Layout annotation data
════════════════════

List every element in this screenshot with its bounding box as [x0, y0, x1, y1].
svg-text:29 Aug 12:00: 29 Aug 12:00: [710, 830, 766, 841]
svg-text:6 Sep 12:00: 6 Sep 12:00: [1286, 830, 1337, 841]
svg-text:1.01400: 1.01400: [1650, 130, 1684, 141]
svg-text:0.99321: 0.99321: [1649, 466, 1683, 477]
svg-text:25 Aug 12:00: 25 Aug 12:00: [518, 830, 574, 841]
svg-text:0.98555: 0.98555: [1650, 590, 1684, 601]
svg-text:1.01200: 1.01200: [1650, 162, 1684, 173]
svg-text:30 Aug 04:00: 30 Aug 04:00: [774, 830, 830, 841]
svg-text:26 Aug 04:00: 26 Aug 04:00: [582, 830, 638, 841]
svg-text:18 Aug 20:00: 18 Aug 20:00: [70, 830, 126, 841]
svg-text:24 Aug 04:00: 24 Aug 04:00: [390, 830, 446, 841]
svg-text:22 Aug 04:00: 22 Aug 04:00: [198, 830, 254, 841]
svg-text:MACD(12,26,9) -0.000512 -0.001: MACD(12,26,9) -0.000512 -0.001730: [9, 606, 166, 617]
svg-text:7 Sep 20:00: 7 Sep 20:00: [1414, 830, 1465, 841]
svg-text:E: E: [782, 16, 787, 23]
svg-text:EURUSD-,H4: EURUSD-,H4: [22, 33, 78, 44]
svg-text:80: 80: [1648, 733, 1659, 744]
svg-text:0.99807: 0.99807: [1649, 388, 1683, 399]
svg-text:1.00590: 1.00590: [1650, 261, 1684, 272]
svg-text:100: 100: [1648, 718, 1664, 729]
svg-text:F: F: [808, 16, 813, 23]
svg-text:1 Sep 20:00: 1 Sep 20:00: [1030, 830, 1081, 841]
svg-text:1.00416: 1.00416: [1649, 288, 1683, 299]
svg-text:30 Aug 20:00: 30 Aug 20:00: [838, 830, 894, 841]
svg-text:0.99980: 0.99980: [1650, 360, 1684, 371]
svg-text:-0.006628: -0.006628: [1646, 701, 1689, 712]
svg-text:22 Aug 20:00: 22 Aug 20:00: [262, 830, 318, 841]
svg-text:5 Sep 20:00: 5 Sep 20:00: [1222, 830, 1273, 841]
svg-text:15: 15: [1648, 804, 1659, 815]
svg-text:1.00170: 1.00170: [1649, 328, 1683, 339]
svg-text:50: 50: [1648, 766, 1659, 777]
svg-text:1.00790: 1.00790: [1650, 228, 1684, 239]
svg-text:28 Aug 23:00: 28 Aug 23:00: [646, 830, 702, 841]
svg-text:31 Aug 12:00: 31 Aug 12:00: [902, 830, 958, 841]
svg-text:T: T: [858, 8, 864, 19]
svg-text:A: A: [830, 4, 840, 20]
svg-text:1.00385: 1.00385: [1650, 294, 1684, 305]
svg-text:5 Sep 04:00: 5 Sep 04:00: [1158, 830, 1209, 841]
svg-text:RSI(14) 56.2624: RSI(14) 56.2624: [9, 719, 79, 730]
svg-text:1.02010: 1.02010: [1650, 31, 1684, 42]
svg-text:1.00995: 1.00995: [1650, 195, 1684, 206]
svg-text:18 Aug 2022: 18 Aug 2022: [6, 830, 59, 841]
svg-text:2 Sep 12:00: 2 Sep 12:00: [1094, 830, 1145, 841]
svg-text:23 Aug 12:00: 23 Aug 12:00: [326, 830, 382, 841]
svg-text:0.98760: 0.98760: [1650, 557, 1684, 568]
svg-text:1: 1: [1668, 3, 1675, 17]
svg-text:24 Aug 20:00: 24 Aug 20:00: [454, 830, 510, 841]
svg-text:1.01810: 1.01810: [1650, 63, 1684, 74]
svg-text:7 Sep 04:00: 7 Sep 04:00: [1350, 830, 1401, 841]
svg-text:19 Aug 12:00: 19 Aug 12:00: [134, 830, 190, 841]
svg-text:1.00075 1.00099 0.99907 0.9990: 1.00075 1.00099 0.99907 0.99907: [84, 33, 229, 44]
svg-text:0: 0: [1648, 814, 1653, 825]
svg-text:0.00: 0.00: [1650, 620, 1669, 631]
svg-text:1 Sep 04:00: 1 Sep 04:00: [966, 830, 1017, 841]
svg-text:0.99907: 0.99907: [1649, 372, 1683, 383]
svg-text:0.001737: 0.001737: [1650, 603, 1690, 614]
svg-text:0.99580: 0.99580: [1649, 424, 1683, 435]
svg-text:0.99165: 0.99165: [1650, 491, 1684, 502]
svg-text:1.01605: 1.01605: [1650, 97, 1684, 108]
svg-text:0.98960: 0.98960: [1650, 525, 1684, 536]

════════════════════

Edit the data above so that every "Sep" becomes "September", and keep everything else the same.

**Task response**.
List every element in this screenshot with its bounding box as [x0, y0, x1, y1].
svg-text:29 Aug 12:00: 29 Aug 12:00: [710, 830, 766, 841]
svg-text:6 September 12:00: 6 September 12:00: [1286, 830, 1337, 841]
svg-text:1.01400: 1.01400: [1650, 130, 1684, 141]
svg-text:0.99321: 0.99321: [1649, 466, 1683, 477]
svg-text:25 Aug 12:00: 25 Aug 12:00: [518, 830, 574, 841]
svg-text:0.98555: 0.98555: [1650, 590, 1684, 601]
svg-text:1.01200: 1.01200: [1650, 162, 1684, 173]
svg-text:30 Aug 04:00: 30 Aug 04:00: [774, 830, 830, 841]
svg-text:26 Aug 04:00: 26 Aug 04:00: [582, 830, 638, 841]
svg-text:18 Aug 20:00: 18 Aug 20:00: [70, 830, 126, 841]
svg-text:24 Aug 04:00: 24 Aug 04:00: [390, 830, 446, 841]
svg-text:22 Aug 04:00: 22 Aug 04:00: [198, 830, 254, 841]
svg-text:MACD(12,26,9) -0.000512 -0.001: MACD(12,26,9) -0.000512 -0.001730: [9, 606, 166, 617]
svg-text:7 September 20:00: 7 September 20:00: [1414, 830, 1465, 841]
svg-text:E: E: [782, 16, 787, 23]
svg-text:EURUSD-,H4: EURUSD-,H4: [22, 33, 78, 44]
svg-text:80: 80: [1648, 733, 1659, 744]
svg-text:0.99807: 0.99807: [1649, 388, 1683, 399]
svg-text:1.00590: 1.00590: [1650, 261, 1684, 272]
svg-text:100: 100: [1648, 718, 1664, 729]
svg-text:F: F: [808, 16, 813, 23]
svg-text:1 September 20:00: 1 September 20:00: [1030, 830, 1081, 841]
svg-text:1.00416: 1.00416: [1649, 288, 1683, 299]
svg-text:30 Aug 20:00: 30 Aug 20:00: [838, 830, 894, 841]
svg-text:0.99980: 0.99980: [1650, 360, 1684, 371]
svg-text:-0.006628: -0.006628: [1646, 701, 1689, 712]
svg-text:22 Aug 20:00: 22 Aug 20:00: [262, 830, 318, 841]
svg-text:5 September 20:00: 5 September 20:00: [1222, 830, 1273, 841]
svg-text:15: 15: [1648, 804, 1659, 815]
svg-text:1.00170: 1.00170: [1649, 328, 1683, 339]
svg-text:50: 50: [1648, 766, 1659, 777]
svg-text:1.00790: 1.00790: [1650, 228, 1684, 239]
svg-text:28 Aug 23:00: 28 Aug 23:00: [646, 830, 702, 841]
svg-text:31 Aug 12:00: 31 Aug 12:00: [902, 830, 958, 841]
svg-text:T: T: [858, 8, 864, 19]
svg-text:A: A: [830, 4, 840, 20]
svg-text:1.00385: 1.00385: [1650, 294, 1684, 305]
svg-text:5 September 04:00: 5 September 04:00: [1158, 830, 1209, 841]
svg-text:RSI(14) 56.2624: RSI(14) 56.2624: [9, 719, 79, 730]
svg-text:1.02010: 1.02010: [1650, 31, 1684, 42]
svg-text:1.00995: 1.00995: [1650, 195, 1684, 206]
svg-text:18 Aug 2022: 18 Aug 2022: [6, 830, 59, 841]
svg-text:2 September 12:00: 2 September 12:00: [1094, 830, 1145, 841]
svg-text:23 Aug 12:00: 23 Aug 12:00: [326, 830, 382, 841]
svg-text:0.98760: 0.98760: [1650, 557, 1684, 568]
svg-text:1: 1: [1668, 3, 1675, 17]
svg-text:24 Aug 20:00: 24 Aug 20:00: [454, 830, 510, 841]
svg-text:1.01810: 1.01810: [1650, 63, 1684, 74]
svg-text:7 September 04:00: 7 September 04:00: [1350, 830, 1401, 841]
svg-text:19 Aug 12:00: 19 Aug 12:00: [134, 830, 190, 841]
svg-text:1.00075 1.00099 0.99907 0.9990: 1.00075 1.00099 0.99907 0.99907: [84, 33, 229, 44]
svg-text:0: 0: [1648, 814, 1653, 825]
svg-text:0.00: 0.00: [1650, 620, 1669, 631]
svg-text:1 September 04:00: 1 September 04:00: [966, 830, 1017, 841]
svg-text:0.99907: 0.99907: [1649, 372, 1683, 383]
svg-text:0.001737: 0.001737: [1650, 603, 1690, 614]
svg-text:0.99580: 0.99580: [1649, 424, 1683, 435]
svg-text:0.99165: 0.99165: [1650, 491, 1684, 502]
svg-text:1.01605: 1.01605: [1650, 97, 1684, 108]
svg-text:0.98960: 0.98960: [1650, 525, 1684, 536]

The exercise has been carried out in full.